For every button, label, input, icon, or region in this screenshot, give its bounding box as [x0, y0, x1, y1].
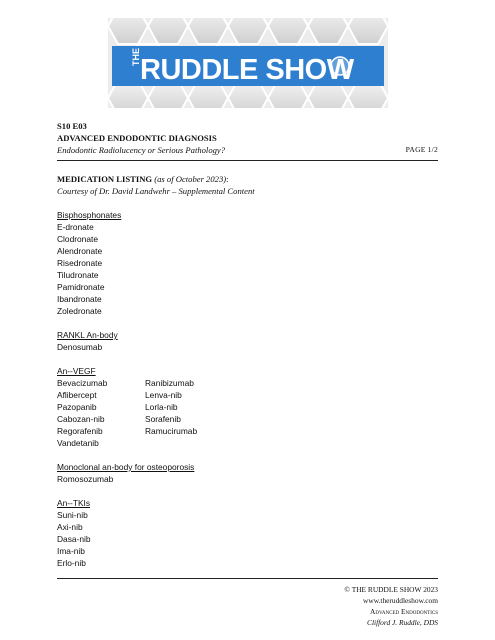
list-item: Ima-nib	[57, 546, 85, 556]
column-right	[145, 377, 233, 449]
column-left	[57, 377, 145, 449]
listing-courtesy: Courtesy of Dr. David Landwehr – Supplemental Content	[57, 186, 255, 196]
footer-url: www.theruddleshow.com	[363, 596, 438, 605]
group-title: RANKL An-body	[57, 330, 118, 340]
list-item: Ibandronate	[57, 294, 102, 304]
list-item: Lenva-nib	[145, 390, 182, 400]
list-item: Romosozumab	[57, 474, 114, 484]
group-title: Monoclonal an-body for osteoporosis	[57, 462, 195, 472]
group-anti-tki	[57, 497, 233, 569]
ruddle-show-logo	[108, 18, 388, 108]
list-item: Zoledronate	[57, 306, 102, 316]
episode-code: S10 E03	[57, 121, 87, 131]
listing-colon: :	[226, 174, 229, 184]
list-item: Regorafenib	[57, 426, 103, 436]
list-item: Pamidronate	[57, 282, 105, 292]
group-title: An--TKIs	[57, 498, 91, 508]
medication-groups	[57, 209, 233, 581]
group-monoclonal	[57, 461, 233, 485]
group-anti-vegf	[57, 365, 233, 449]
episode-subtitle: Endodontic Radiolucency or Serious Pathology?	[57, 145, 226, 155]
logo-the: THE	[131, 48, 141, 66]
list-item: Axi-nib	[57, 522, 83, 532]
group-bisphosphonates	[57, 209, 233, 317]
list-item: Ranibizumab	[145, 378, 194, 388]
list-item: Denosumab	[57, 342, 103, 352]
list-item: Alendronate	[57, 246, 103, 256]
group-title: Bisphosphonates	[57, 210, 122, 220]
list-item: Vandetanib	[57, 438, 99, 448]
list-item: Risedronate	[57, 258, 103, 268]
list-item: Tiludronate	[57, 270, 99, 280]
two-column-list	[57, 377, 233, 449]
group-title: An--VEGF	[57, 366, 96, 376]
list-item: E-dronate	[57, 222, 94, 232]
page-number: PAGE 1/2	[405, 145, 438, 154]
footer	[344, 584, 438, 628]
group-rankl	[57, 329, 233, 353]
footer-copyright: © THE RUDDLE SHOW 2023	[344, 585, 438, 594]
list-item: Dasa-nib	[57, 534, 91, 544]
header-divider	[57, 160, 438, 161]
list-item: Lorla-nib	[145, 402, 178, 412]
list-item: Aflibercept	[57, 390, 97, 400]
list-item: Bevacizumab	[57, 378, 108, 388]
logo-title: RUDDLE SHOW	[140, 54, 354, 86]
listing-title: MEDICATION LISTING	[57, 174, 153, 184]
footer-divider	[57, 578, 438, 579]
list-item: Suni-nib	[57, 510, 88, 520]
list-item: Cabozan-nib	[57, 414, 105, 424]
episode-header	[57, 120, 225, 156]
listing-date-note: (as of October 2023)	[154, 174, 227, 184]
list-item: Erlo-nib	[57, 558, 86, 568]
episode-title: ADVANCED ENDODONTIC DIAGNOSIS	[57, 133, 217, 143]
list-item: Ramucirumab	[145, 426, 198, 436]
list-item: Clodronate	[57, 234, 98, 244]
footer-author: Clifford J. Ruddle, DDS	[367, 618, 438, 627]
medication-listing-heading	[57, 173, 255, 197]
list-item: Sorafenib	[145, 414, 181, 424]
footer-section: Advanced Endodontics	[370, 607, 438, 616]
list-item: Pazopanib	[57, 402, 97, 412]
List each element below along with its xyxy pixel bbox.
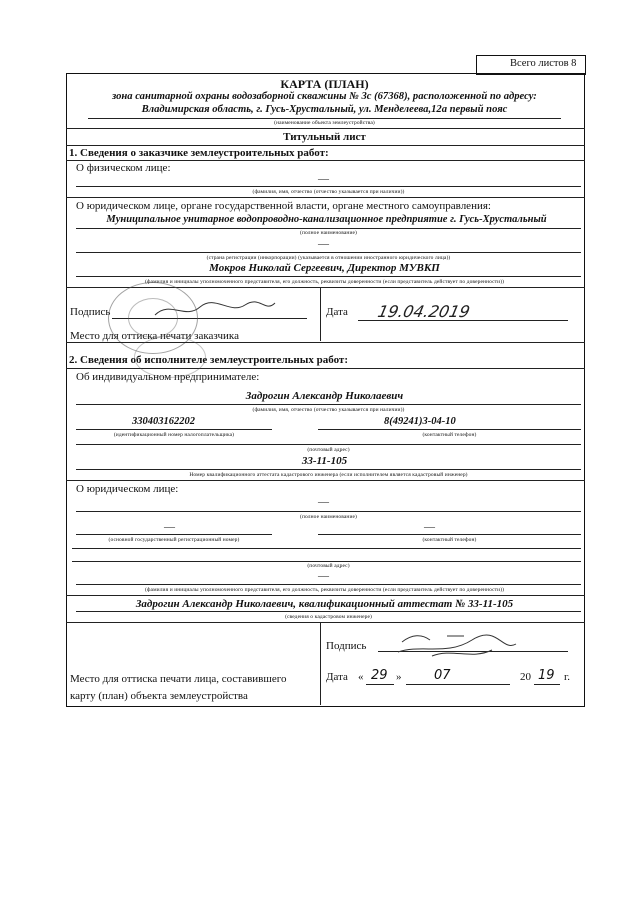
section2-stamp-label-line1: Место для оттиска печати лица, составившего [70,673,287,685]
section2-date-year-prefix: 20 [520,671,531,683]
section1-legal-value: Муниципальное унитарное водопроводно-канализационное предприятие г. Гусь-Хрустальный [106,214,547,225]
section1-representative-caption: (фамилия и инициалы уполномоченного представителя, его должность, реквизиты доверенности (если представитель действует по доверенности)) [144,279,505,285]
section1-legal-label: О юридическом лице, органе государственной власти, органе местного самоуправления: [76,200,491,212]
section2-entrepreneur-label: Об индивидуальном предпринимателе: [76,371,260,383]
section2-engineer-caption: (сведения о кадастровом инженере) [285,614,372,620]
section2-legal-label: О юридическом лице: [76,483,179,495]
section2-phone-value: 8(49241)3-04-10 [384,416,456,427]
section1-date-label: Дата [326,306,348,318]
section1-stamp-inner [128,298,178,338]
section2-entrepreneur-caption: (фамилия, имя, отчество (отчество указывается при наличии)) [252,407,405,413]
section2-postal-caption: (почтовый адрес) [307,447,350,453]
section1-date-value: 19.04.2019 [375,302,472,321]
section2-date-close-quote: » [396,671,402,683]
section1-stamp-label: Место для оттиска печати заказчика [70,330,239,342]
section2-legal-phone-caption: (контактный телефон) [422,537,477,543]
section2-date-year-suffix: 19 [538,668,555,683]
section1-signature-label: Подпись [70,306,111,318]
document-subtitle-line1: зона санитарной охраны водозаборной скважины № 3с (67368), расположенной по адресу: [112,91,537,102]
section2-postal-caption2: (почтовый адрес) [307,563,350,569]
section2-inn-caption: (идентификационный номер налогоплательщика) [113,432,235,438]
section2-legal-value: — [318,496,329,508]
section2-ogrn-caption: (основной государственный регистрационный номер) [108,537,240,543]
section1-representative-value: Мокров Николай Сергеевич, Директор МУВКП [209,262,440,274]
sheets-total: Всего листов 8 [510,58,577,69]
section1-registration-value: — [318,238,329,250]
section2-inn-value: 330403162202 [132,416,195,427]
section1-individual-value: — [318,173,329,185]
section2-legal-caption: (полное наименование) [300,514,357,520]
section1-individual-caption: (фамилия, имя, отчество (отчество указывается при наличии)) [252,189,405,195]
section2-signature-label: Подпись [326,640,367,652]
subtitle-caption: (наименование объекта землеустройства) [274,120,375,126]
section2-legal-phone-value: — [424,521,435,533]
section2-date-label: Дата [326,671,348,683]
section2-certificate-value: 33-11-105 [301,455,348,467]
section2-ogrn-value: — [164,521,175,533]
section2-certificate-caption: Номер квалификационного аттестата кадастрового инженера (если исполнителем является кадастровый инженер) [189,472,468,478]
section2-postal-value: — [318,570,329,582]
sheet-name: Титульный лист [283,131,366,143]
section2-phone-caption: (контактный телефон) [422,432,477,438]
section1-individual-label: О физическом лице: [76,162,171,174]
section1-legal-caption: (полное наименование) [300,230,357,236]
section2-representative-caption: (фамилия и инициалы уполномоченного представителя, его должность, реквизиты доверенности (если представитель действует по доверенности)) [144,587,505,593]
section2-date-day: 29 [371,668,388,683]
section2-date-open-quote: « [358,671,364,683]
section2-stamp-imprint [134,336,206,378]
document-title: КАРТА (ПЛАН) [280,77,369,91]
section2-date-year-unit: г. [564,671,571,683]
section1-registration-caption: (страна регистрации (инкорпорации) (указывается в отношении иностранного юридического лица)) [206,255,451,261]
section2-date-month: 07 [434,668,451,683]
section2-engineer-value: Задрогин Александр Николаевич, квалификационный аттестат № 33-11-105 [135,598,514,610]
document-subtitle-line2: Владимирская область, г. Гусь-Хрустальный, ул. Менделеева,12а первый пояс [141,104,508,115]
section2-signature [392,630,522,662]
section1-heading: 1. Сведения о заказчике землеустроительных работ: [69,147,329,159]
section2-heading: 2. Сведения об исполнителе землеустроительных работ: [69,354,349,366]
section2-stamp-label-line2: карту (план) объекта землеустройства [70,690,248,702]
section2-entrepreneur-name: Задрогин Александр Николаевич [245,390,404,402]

+--

__The request__
Can you quote every line of the records above word for word, leaving out the pictures?

__Answer to the task__
For every button, label, input, icon, or region in this screenshot, give its bounding box as [x0, y0, x1, y1].
list-item: Ima-nib	[57, 546, 85, 556]
column-right	[145, 377, 233, 449]
column-left	[57, 377, 145, 449]
listing-courtesy: Courtesy of Dr. David Landwehr – Supplemental Content	[57, 186, 255, 196]
footer-url: www.theruddleshow.com	[363, 596, 438, 605]
group-title: RANKL An-body	[57, 330, 118, 340]
list-item: Ibandronate	[57, 294, 102, 304]
list-item: Lenva-nib	[145, 390, 182, 400]
list-item: Romosozumab	[57, 474, 114, 484]
group-title: Monoclonal an-body for osteoporosis	[57, 462, 195, 472]
group-anti-tki	[57, 497, 233, 569]
ruddle-show-logo	[108, 18, 388, 108]
list-item: Zoledronate	[57, 306, 102, 316]
episode-code: S10 E03	[57, 121, 87, 131]
listing-colon: :	[226, 174, 229, 184]
list-item: Regorafenib	[57, 426, 103, 436]
list-item: Pamidronate	[57, 282, 105, 292]
group-title: An--TKIs	[57, 498, 91, 508]
medication-groups	[57, 209, 233, 581]
group-monoclonal	[57, 461, 233, 485]
group-anti-vegf	[57, 365, 233, 449]
episode-subtitle: Endodontic Radiolucency or Serious Pathology?	[57, 145, 226, 155]
logo-the: THE	[131, 48, 141, 66]
list-item: Axi-nib	[57, 522, 83, 532]
group-bisphosphonates	[57, 209, 233, 317]
list-item: Ranibizumab	[145, 378, 194, 388]
list-item: Denosumab	[57, 342, 103, 352]
list-item: Alendronate	[57, 246, 103, 256]
group-title: Bisphosphonates	[57, 210, 122, 220]
list-item: Vandetanib	[57, 438, 99, 448]
list-item: Risedronate	[57, 258, 103, 268]
list-item: Tiludronate	[57, 270, 99, 280]
two-column-list	[57, 377, 233, 449]
group-title: An--VEGF	[57, 366, 96, 376]
list-item: E-dronate	[57, 222, 94, 232]
page-number: PAGE 1/2	[405, 145, 438, 154]
footer	[344, 584, 438, 628]
group-rankl	[57, 329, 233, 353]
footer-copyright: © THE RUDDLE SHOW 2023	[344, 585, 438, 594]
list-item: Dasa-nib	[57, 534, 91, 544]
header-divider	[57, 160, 438, 161]
list-item: Lorla-nib	[145, 402, 178, 412]
list-item: Aflibercept	[57, 390, 97, 400]
list-item: Bevacizumab	[57, 378, 108, 388]
logo-title: RUDDLE SHOW	[140, 54, 354, 86]
listing-title: MEDICATION LISTING	[57, 174, 153, 184]
footer-divider	[57, 578, 438, 579]
list-item: Suni-nib	[57, 510, 88, 520]
list-item: Cabozan-nib	[57, 414, 105, 424]
episode-header	[57, 120, 225, 156]
listing-date-note: (as of October 2023)	[154, 174, 227, 184]
list-item: Erlo-nib	[57, 558, 86, 568]
episode-title: ADVANCED ENDODONTIC DIAGNOSIS	[57, 133, 217, 143]
list-item: Ramucirumab	[145, 426, 198, 436]
list-item: Clodronate	[57, 234, 98, 244]
footer-author: Clifford J. Ruddle, DDS	[367, 618, 438, 627]
medication-listing-heading	[57, 173, 255, 197]
list-item: Sorafenib	[145, 414, 181, 424]
footer-section: Advanced Endodontics	[370, 607, 438, 616]
list-item: Pazopanib	[57, 402, 97, 412]
List each element below along with its xyxy pixel bbox.
section2-stamp-label-line1: Место для оттиска печати лица, составившего [70,673,287,685]
section2-date-year-prefix: 20 [520,671,531,683]
section1-legal-value: Муниципальное унитарное водопроводно-канализационное предприятие г. Гусь-Хрустальный [106,214,547,225]
section1-representative-caption: (фамилия и инициалы уполномоченного представителя, его должность, реквизиты доверенности (если представитель действует по доверенности)) [144,279,505,285]
section1-legal-label: О юридическом лице, органе государственной власти, органе местного самоуправления: [76,200,491,212]
section2-entrepreneur-label: Об индивидуальном предпринимателе: [76,371,260,383]
section2-engineer-caption: (сведения о кадастровом инженере) [285,614,372,620]
section2-legal-label: О юридическом лице: [76,483,179,495]
section2-phone-value: 8(49241)3-04-10 [384,416,456,427]
section1-date-label: Дата [326,306,348,318]
section1-stamp-inner [128,298,178,338]
section2-entrepreneur-caption: (фамилия, имя, отчество (отчество указывается при наличии)) [252,407,405,413]
section2-postal-caption: (почтовый адрес) [307,447,350,453]
section1-date-value: 19.04.2019 [375,302,472,321]
section2-date-close-quote: » [396,671,402,683]
section1-stamp-label: Место для оттиска печати заказчика [70,330,239,342]
section2-legal-phone-caption: (контактный телефон) [422,537,477,543]
section2-date-year-suffix: 19 [538,668,555,683]
section1-signature-label: Подпись [70,306,111,318]
document-subtitle-line1: зона санитарной охраны водозаборной скважины № 3с (67368), расположенной по адресу: [112,91,537,102]
section2-postal-caption2: (почтовый адрес) [307,563,350,569]
section2-inn-caption: (идентификационный номер налогоплательщика) [113,432,235,438]
section2-legal-value: — [318,496,329,508]
section2-ogrn-caption: (основной государственный регистрационный номер) [108,537,240,543]
section1-representative-value: Мокров Николай Сергеевич, Директор МУВКП [209,262,440,274]
sheets-total: Всего листов 8 [510,58,577,69]
section1-registration-value: — [318,238,329,250]
section2-inn-value: 330403162202 [132,416,195,427]
section1-individual-value: — [318,173,329,185]
section2-legal-caption: (полное наименование) [300,514,357,520]
section1-individual-caption: (фамилия, имя, отчество (отчество указывается при наличии)) [252,189,405,195]
section2-signature-label: Подпись [326,640,367,652]
subtitle-caption: (наименование объекта землеустройства) [274,120,375,126]
section2-legal-phone-value: — [424,521,435,533]
section2-date-label: Дата [326,671,348,683]
section2-certificate-value: 33-11-105 [301,455,348,467]
section2-ogrn-value: — [164,521,175,533]
section2-certificate-caption: Номер квалификационного аттестата кадастрового инженера (если исполнителем является кадастровый инженер) [189,472,468,478]
section2-postal-value: — [318,570,329,582]
sheet-name: Титульный лист [283,131,366,143]
section2-phone-caption: (контактный телефон) [422,432,477,438]
section1-individual-label: О физическом лице: [76,162,171,174]
section1-legal-caption: (полное наименование) [300,230,357,236]
section2-representative-caption: (фамилия и инициалы уполномоченного представителя, его должность, реквизиты доверенности (если представитель действует по доверенности)) [144,587,505,593]
section2-date-day: 29 [371,668,388,683]
section2-date-open-quote: « [358,671,364,683]
section2-stamp-imprint [134,336,206,378]
document-title: КАРТА (ПЛАН) [280,77,369,91]
section2-date-year-unit: г. [564,671,571,683]
section1-registration-caption: (страна регистрации (инкорпорации) (указывается в отношении иностранного юридического лица)) [206,255,451,261]
section2-date-month: 07 [434,668,451,683]
section2-engineer-value: Задрогин Александр Николаевич, квалификационный аттестат № 33-11-105 [135,598,514,610]
document-subtitle-line2: Владимирская область, г. Гусь-Хрустальный, ул. Менделеева,12а первый пояс [141,104,508,115]
section2-signature [392,630,522,662]
section1-heading: 1. Сведения о заказчике землеустроительных работ: [69,147,329,159]
section2-heading: 2. Сведения об исполнителе землеустроительных работ: [69,354,349,366]
section2-stamp-label-line2: карту (план) объекта землеустройства [70,690,248,702]
section2-entrepreneur-name: Задрогин Александр Николаевич [245,390,404,402]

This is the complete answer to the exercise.